## WHAT IS EXPECTED:
Sort through the entries below and pull out lines containing the word "distinct".
● ● ● ● ●
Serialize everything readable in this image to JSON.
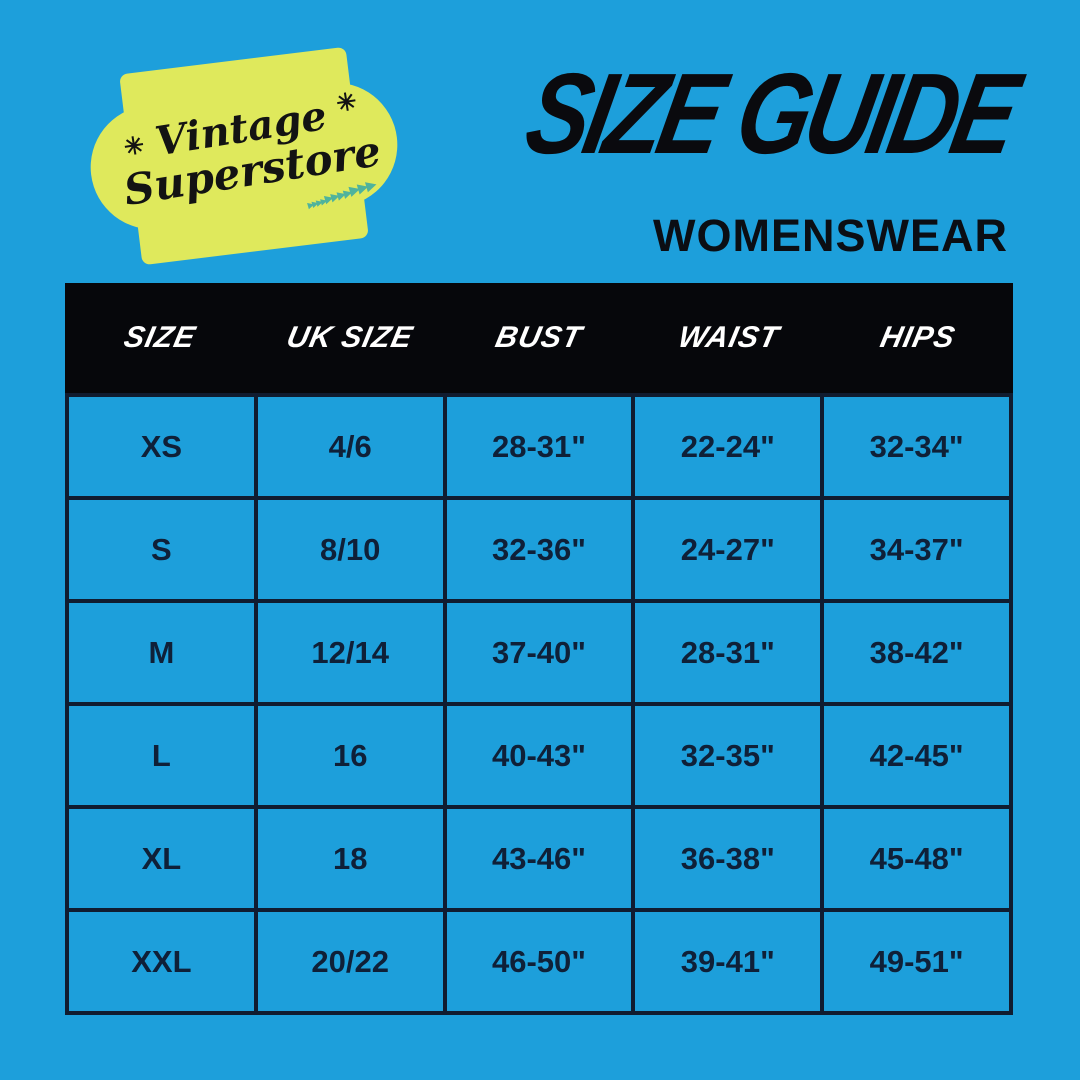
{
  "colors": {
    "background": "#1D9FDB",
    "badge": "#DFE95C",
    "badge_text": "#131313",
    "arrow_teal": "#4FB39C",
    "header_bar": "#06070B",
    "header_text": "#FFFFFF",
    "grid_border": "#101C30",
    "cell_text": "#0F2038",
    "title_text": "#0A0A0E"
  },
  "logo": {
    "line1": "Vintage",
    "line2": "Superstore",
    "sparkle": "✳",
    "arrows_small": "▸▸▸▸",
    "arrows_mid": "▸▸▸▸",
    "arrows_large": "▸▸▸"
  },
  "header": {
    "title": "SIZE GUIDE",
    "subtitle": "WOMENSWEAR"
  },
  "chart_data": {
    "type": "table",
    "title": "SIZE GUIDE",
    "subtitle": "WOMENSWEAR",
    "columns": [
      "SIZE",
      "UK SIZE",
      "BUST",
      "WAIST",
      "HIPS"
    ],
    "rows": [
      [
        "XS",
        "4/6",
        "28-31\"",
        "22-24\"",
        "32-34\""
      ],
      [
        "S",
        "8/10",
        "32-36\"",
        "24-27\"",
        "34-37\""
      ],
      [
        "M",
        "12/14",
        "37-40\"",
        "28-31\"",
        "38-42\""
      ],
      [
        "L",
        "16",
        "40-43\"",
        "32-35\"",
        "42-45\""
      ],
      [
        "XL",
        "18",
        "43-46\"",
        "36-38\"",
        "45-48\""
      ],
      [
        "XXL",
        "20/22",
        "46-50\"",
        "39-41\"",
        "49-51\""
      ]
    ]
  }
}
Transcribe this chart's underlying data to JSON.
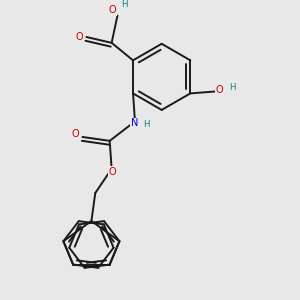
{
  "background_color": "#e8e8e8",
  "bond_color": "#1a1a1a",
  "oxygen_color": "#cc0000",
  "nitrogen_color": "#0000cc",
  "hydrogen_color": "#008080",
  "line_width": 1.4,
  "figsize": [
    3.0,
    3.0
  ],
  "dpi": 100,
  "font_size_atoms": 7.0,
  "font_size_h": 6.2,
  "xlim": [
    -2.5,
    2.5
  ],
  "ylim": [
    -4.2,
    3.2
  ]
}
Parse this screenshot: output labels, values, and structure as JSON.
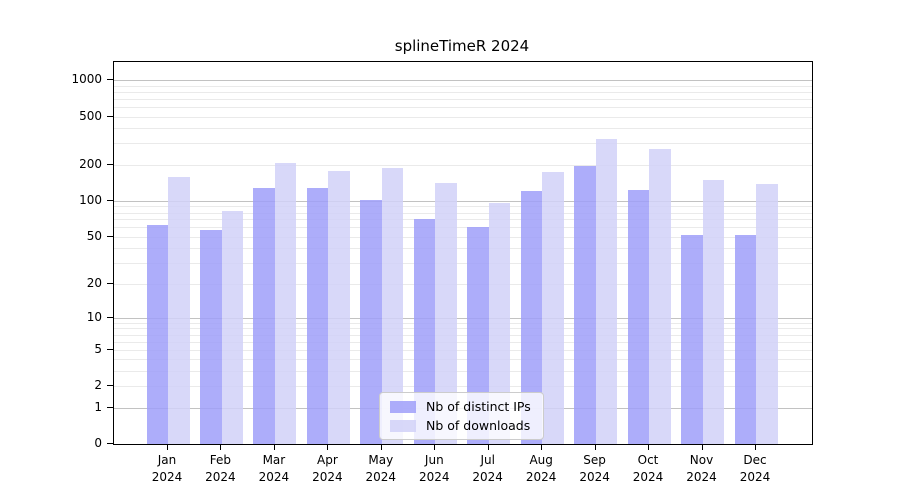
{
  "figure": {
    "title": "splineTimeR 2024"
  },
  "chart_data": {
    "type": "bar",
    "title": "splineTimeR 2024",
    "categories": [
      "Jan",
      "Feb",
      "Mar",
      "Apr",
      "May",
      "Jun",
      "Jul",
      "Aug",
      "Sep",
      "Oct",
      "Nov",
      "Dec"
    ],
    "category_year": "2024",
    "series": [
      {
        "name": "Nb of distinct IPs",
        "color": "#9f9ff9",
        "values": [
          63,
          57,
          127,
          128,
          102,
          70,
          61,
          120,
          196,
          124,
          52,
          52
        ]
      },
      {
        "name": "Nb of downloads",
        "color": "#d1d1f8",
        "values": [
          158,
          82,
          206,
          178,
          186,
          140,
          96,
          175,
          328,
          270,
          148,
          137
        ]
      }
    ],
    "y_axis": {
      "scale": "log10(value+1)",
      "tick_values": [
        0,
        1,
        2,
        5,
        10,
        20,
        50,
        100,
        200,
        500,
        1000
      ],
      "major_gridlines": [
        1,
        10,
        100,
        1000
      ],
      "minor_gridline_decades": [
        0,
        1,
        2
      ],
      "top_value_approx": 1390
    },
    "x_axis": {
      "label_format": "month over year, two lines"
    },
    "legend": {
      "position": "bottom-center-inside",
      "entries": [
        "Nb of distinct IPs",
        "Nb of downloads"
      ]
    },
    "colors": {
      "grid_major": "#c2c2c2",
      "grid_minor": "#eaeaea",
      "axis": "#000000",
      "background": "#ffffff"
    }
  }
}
● ● ● ● ●
## THE RESPONSE:
        "name": "Nb of distinct IPs",
        "Nb of distinct IPs",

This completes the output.